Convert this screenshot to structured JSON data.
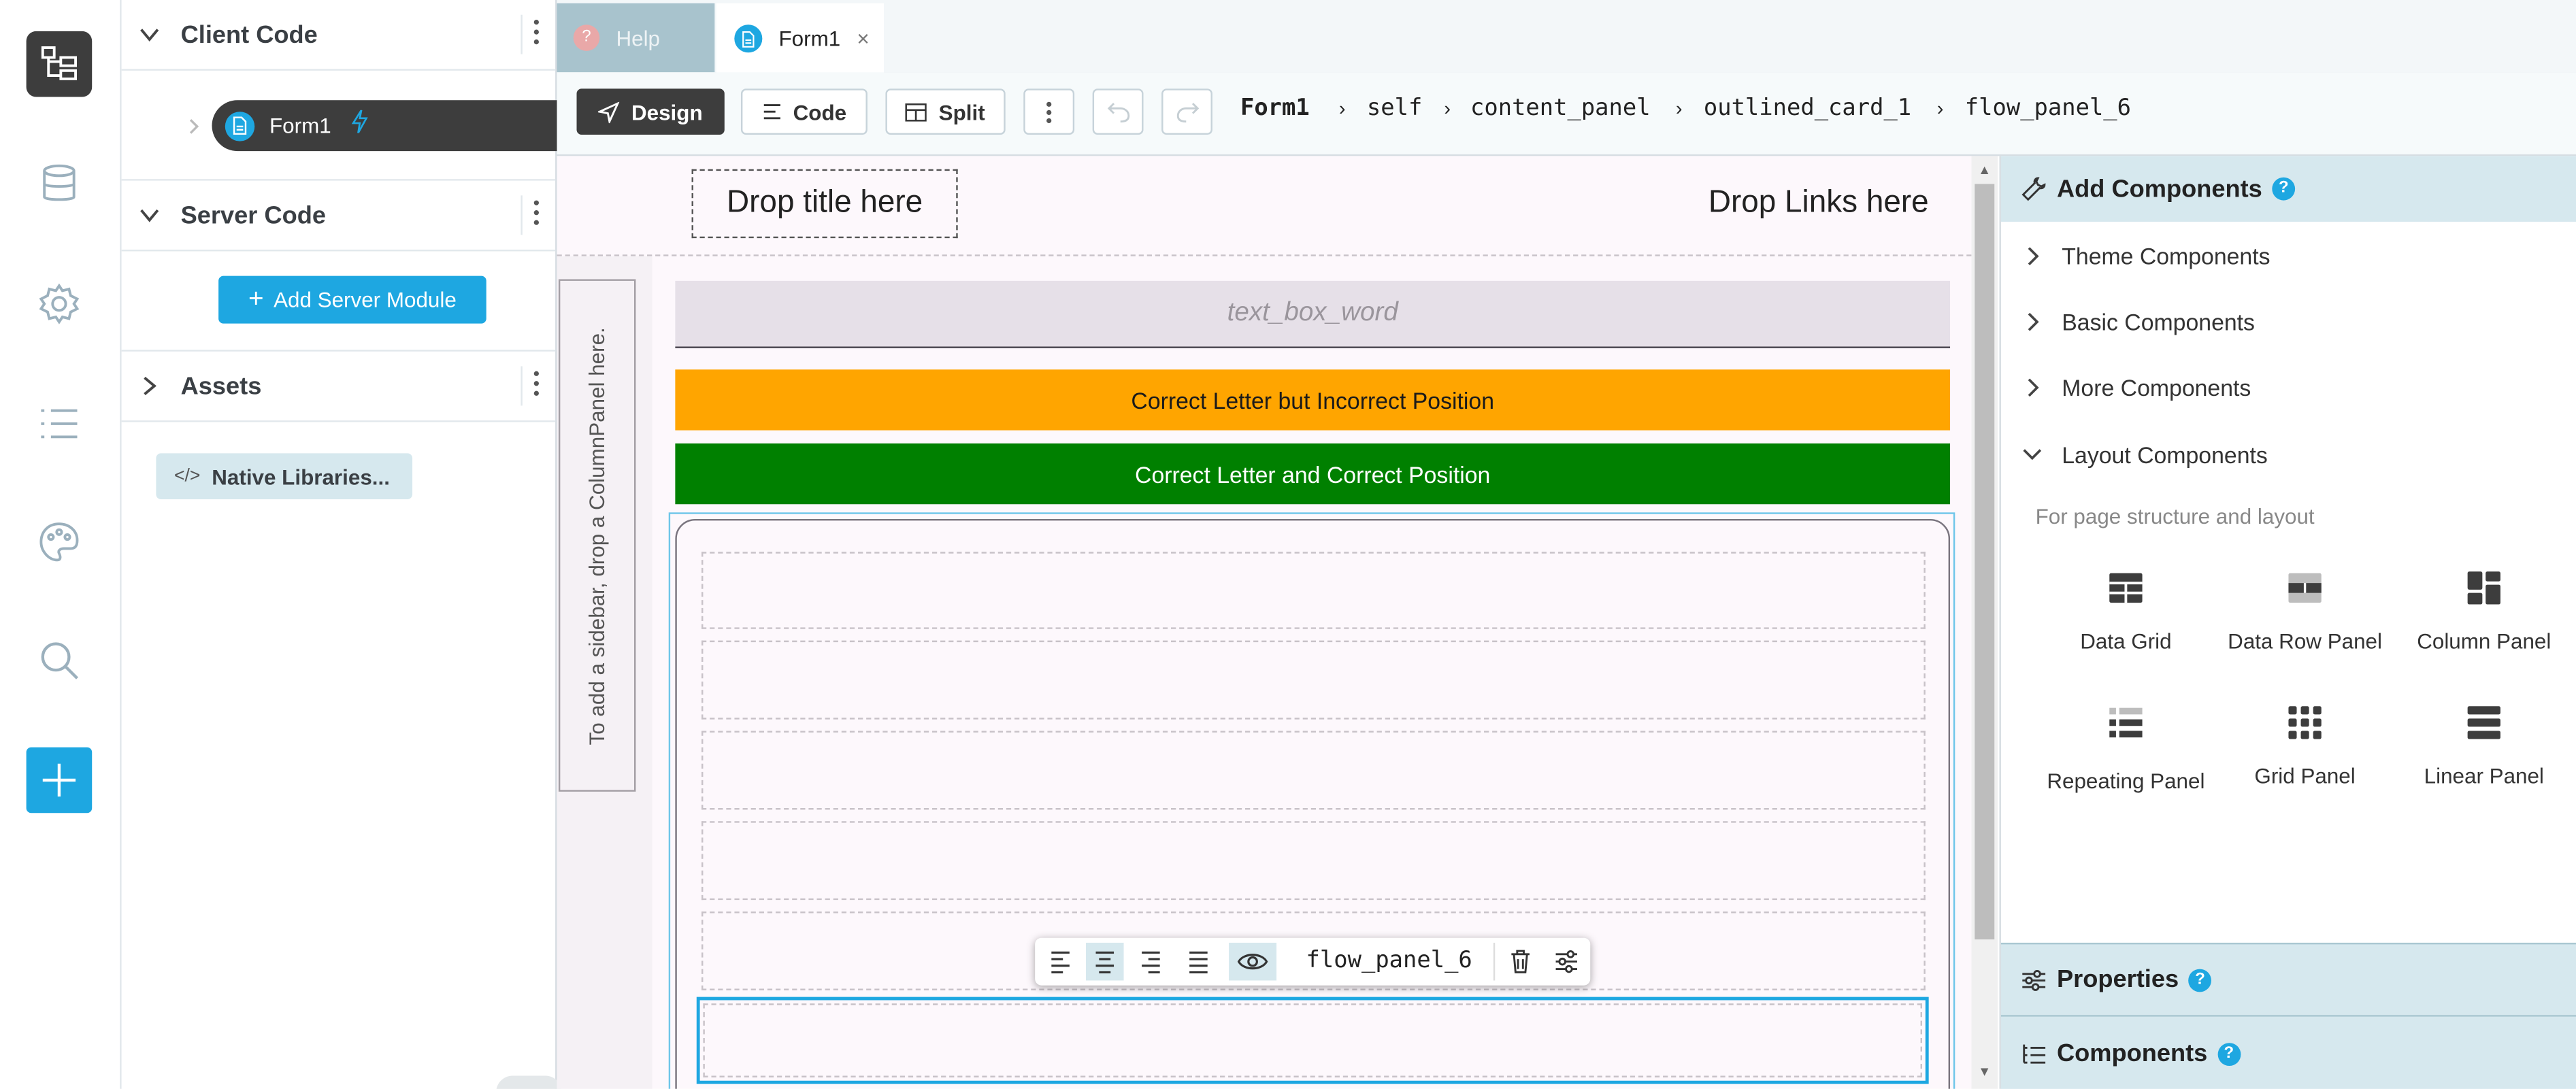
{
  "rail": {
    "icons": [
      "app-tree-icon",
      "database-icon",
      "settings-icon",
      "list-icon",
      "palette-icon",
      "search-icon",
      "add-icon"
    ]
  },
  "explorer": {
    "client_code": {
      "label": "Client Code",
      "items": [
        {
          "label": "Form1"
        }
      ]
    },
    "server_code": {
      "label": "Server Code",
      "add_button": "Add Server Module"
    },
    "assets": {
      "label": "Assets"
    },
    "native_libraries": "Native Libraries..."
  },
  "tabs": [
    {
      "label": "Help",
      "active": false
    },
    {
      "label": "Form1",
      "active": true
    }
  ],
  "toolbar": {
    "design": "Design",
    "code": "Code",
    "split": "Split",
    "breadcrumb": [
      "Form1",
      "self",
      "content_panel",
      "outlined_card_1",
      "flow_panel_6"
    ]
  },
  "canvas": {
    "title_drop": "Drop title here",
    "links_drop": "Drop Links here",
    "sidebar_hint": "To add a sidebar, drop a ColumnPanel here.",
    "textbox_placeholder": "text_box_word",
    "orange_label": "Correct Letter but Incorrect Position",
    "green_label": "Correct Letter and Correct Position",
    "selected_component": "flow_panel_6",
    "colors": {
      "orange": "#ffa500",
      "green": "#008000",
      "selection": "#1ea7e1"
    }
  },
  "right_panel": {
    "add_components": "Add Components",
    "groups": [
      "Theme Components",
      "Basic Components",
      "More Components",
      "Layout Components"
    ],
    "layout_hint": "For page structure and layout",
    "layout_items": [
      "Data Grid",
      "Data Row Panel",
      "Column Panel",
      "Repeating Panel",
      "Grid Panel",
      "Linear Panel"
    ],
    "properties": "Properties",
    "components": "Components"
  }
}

|---|

* [Problem requirements]
Quote every line of the records above exactly; no picture is to be copied.

* [Exercise result]
Convert this screenshot to structured JSON data.
{
  "rail": {
    "icons": [
      "app-tree-icon",
      "database-icon",
      "settings-icon",
      "list-icon",
      "palette-icon",
      "search-icon",
      "add-icon"
    ]
  },
  "explorer": {
    "client_code": {
      "label": "Client Code",
      "items": [
        {
          "label": "Form1"
        }
      ]
    },
    "server_code": {
      "label": "Server Code",
      "add_button": "Add Server Module"
    },
    "assets": {
      "label": "Assets"
    },
    "native_libraries": "Native Libraries..."
  },
  "tabs": [
    {
      "label": "Help",
      "active": false
    },
    {
      "label": "Form1",
      "active": true
    }
  ],
  "toolbar": {
    "design": "Design",
    "code": "Code",
    "split": "Split",
    "breadcrumb": [
      "Form1",
      "self",
      "content_panel",
      "outlined_card_1",
      "flow_panel_6"
    ]
  },
  "canvas": {
    "title_drop": "Drop title here",
    "links_drop": "Drop Links here",
    "sidebar_hint": "To add a sidebar, drop a ColumnPanel here.",
    "textbox_placeholder": "text_box_word",
    "orange_label": "Correct Letter but Incorrect Position",
    "green_label": "Correct Letter and Correct Position",
    "selected_component": "flow_panel_6",
    "colors": {
      "orange": "#ffa500",
      "green": "#008000",
      "selection": "#1ea7e1"
    }
  },
  "right_panel": {
    "add_components": "Add Components",
    "groups": [
      "Theme Components",
      "Basic Components",
      "More Components",
      "Layout Components"
    ],
    "layout_hint": "For page structure and layout",
    "layout_items": [
      "Data Grid",
      "Data Row Panel",
      "Column Panel",
      "Repeating Panel",
      "Grid Panel",
      "Linear Panel"
    ],
    "properties": "Properties",
    "components": "Components"
  }
}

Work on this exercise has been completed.